▶ [THE DATA]:
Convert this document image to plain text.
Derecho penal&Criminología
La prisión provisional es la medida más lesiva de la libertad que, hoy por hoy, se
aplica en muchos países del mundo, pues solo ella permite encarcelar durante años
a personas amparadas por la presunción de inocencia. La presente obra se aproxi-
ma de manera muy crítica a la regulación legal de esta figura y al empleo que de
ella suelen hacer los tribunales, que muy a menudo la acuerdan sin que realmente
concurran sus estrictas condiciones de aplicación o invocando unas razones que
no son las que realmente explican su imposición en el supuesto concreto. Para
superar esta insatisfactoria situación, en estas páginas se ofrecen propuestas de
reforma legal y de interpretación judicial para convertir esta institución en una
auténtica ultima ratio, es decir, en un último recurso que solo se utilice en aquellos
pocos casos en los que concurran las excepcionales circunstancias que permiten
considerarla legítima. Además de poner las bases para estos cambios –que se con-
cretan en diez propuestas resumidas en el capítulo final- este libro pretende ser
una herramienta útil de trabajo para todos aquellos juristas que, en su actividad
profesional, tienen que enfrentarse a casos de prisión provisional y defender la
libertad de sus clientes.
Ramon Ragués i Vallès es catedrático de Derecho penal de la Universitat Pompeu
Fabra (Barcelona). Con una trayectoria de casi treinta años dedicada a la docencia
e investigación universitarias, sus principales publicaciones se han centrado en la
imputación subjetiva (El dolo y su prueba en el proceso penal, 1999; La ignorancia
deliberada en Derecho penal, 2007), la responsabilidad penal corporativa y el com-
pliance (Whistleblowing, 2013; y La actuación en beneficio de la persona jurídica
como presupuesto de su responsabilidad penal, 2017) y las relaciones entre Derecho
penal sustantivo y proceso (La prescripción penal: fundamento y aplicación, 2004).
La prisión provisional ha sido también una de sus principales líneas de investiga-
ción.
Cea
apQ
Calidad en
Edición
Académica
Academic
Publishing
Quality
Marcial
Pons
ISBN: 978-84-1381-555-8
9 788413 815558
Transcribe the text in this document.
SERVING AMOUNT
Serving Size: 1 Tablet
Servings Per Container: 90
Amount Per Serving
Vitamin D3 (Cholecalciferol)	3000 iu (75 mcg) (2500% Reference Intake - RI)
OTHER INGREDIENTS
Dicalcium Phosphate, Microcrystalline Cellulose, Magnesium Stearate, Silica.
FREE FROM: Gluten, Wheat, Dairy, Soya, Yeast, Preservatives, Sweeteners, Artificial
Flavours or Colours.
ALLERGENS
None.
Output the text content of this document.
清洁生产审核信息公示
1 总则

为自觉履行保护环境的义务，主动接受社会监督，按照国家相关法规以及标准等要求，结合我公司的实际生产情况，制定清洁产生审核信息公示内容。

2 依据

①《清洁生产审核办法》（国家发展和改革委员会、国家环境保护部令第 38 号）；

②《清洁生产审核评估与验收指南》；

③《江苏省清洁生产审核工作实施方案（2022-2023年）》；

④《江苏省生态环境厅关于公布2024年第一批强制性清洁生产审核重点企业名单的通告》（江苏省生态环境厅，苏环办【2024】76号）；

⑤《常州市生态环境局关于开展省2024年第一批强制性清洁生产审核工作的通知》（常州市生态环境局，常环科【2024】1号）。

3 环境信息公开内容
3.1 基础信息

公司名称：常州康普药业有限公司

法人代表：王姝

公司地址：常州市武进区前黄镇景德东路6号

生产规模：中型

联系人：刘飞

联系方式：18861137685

▶ [GOAL]:
From the listing, copy each line containing the word "this".

▶ [REPLY TO THE EXERCISE]:
Convert this document image to plain text.
Transcribe the text in this document.
Output the text content of this document.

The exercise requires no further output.